### [TASK GOAL]
Look through the lines below and extract each one that contains "Great".

### [RECORD EXCERPTS]
•••

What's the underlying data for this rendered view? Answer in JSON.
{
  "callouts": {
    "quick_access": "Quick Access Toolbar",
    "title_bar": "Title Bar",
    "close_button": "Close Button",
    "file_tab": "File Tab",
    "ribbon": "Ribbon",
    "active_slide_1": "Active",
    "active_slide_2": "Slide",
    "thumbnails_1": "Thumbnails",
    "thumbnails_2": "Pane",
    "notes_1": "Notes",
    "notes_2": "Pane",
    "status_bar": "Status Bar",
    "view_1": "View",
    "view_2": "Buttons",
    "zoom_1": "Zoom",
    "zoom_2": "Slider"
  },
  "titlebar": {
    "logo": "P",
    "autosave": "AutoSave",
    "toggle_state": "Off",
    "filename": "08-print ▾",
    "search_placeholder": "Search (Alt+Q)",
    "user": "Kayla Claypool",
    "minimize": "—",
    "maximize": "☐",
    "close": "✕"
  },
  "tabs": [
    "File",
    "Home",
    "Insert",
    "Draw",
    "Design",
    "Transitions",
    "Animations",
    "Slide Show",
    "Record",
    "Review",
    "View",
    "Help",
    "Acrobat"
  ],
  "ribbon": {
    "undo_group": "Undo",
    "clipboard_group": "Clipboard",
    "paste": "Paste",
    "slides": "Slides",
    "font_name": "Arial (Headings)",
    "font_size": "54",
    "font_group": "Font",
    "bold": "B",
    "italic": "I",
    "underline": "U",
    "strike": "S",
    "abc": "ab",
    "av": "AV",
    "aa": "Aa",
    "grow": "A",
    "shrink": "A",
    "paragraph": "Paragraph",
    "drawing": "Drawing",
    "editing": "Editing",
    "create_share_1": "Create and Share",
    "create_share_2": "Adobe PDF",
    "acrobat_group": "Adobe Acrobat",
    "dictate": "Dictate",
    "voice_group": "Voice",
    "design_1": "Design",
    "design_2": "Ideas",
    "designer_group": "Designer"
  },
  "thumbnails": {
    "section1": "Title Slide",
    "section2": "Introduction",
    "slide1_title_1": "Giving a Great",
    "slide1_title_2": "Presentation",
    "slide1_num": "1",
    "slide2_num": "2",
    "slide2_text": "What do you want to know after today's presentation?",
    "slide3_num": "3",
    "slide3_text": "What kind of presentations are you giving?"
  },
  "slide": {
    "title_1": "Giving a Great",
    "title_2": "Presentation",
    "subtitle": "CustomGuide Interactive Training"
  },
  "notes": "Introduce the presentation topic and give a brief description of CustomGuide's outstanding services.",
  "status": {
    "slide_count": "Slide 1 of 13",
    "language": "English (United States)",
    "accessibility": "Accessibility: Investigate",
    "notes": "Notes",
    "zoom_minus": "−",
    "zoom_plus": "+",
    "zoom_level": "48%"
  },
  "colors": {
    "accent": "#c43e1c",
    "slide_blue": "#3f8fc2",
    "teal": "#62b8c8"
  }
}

•••

### [SOLUTION]
    "slide1_title_1": "Giving a Great",
    "title_1": "Giving a Great",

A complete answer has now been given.